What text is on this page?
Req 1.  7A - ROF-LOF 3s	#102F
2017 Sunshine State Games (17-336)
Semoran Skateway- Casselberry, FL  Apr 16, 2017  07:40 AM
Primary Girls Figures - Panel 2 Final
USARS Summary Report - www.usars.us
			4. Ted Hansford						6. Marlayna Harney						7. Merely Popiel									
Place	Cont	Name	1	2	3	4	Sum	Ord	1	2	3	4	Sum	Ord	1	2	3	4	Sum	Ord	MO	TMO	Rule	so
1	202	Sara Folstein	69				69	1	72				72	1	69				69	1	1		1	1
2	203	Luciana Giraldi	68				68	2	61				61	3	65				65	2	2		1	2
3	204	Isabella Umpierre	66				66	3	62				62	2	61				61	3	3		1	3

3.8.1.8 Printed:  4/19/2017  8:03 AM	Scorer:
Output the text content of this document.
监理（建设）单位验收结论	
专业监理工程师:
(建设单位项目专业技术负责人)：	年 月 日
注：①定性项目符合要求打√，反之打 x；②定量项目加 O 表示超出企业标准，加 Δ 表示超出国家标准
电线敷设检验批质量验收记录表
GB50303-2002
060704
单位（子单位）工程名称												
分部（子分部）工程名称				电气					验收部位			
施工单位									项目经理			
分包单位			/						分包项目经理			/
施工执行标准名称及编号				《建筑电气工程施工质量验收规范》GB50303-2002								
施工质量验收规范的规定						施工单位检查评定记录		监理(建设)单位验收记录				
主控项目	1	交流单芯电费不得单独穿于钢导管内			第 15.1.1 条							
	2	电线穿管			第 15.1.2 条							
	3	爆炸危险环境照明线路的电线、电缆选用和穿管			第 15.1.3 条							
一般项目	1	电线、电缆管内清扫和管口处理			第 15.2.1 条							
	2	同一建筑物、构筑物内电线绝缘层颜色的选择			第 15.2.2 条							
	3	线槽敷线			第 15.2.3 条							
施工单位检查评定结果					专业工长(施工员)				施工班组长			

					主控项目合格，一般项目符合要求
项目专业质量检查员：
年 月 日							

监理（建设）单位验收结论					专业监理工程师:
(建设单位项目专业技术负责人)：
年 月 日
####################
| Task requirements |
Extract all of the data above without altering anything.

| Correct result |
What text is on this page?
Req 1.  7A - ROF-LOF 3s	#102F
2017 Sunshine State Games (17-336)
Semoran Skateway- Casselberry, FL  Apr 16, 2017  07:40 AM
Primary Girls Figures - Panel 2 Final
USARS Summary Report - www.usars.us
			4. Ted Hansford						6. Marlayna Harney						7. Merely Popiel									
Place	Cont	Name	1	2	3	4	Sum	Ord	1	2	3	4	Sum	Ord	1	2	3	4	Sum	Ord	MO	TMO	Rule	so
1	202	Sara Folstein	69				69	1	72				72	1	69				69	1	1		1	1
2	203	Luciana Giraldi	68				68	2	61				61	3	65				65	2	2		1	2
3	204	Isabella Umpierre	66				66	3	62				62	2	61				61	3	3		1	3

3.8.1.8 Printed:  4/19/2017  8:03 AM	Scorer:
Output the text content of this document.
监理（建设）单位验收结论	
专业监理工程师:
(建设单位项目专业技术负责人)：	年 月 日
注：①定性项目符合要求打√，反之打 x；②定量项目加 O 表示超出企业标准，加 Δ 表示超出国家标准
电线敷设检验批质量验收记录表
GB50303-2002
060704
单位（子单位）工程名称												
分部（子分部）工程名称				电气					验收部位			
施工单位									项目经理			
分包单位			/						分包项目经理			/
施工执行标准名称及编号				《建筑电气工程施工质量验收规范》GB50303-2002								
施工质量验收规范的规定						施工单位检查评定记录		监理(建设)单位验收记录				
主控项目	1	交流单芯电费不得单独穿于钢导管内			第 15.1.1 条							
	2	电线穿管			第 15.1.2 条							
	3	爆炸危险环境照明线路的电线、电缆选用和穿管			第 15.1.3 条							
一般项目	1	电线、电缆管内清扫和管口处理			第 15.2.1 条							
	2	同一建筑物、构筑物内电线绝缘层颜色的选择			第 15.2.2 条							
	3	线槽敷线			第 15.2.3 条							
施工单位检查评定结果					专业工长(施工员)				施工班组长			

					主控项目合格，一般项目符合要求
项目专业质量检查员：
年 月 日							

监理（建设）单位验收结论					专业监理工程师:
(建设单位项目专业技术负责人)：
年 月 日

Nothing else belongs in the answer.